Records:
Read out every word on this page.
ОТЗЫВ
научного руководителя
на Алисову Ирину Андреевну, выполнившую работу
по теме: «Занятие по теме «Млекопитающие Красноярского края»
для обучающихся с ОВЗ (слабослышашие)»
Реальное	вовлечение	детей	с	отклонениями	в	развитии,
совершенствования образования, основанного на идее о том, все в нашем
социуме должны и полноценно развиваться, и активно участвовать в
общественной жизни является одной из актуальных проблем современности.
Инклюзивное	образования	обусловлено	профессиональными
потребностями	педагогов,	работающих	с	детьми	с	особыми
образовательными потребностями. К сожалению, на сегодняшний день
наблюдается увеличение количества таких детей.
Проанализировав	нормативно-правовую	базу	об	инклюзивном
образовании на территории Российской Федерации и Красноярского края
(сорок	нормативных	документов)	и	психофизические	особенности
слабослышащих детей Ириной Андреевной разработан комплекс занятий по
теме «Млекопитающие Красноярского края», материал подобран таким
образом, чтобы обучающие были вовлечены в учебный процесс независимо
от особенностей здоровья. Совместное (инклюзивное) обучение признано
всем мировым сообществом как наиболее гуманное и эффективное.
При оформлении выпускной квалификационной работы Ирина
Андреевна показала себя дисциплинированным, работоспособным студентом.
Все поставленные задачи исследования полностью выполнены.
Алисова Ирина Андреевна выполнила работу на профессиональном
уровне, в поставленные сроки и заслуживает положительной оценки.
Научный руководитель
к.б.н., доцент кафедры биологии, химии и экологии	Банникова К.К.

■ **REQUIRED WORK**
Extract the full listing above without alteration.

■ **RESPONSE FOR THIS EXERCISE**
Read out every word on this page.
ОТЗЫВ
научного руководителя
на Алисову Ирину Андреевну, выполнившую работу
по теме: «Занятие по теме «Млекопитающие Красноярского края»
для обучающихся с ОВЗ (слабослышашие)»
Реальное	вовлечение	детей	с	отклонениями	в	развитии,
совершенствования образования, основанного на идее о том, все в нашем
социуме должны и полноценно развиваться, и активно участвовать в
общественной жизни является одной из актуальных проблем современности.
Инклюзивное	образования	обусловлено	профессиональными
потребностями	педагогов,	работающих	с	детьми	с	особыми
образовательными потребностями. К сожалению, на сегодняшний день
наблюдается увеличение количества таких детей.
Проанализировав	нормативно-правовую	базу	об	инклюзивном
образовании на территории Российской Федерации и Красноярского края
(сорок	нормативных	документов)	и	психофизические	особенности
слабослышащих детей Ириной Андреевной разработан комплекс занятий по
теме «Млекопитающие Красноярского края», материал подобран таким
образом, чтобы обучающие были вовлечены в учебный процесс независимо
от особенностей здоровья. Совместное (инклюзивное) обучение признано
всем мировым сообществом как наиболее гуманное и эффективное.
При оформлении выпускной квалификационной работы Ирина
Андреевна показала себя дисциплинированным, работоспособным студентом.
Все поставленные задачи исследования полностью выполнены.
Алисова Ирина Андреевна выполнила работу на профессиональном
уровне, в поставленные сроки и заслуживает положительной оценки.
Научный руководитель
к.б.н., доцент кафедры биологии, химии и экологии	Банникова К.К.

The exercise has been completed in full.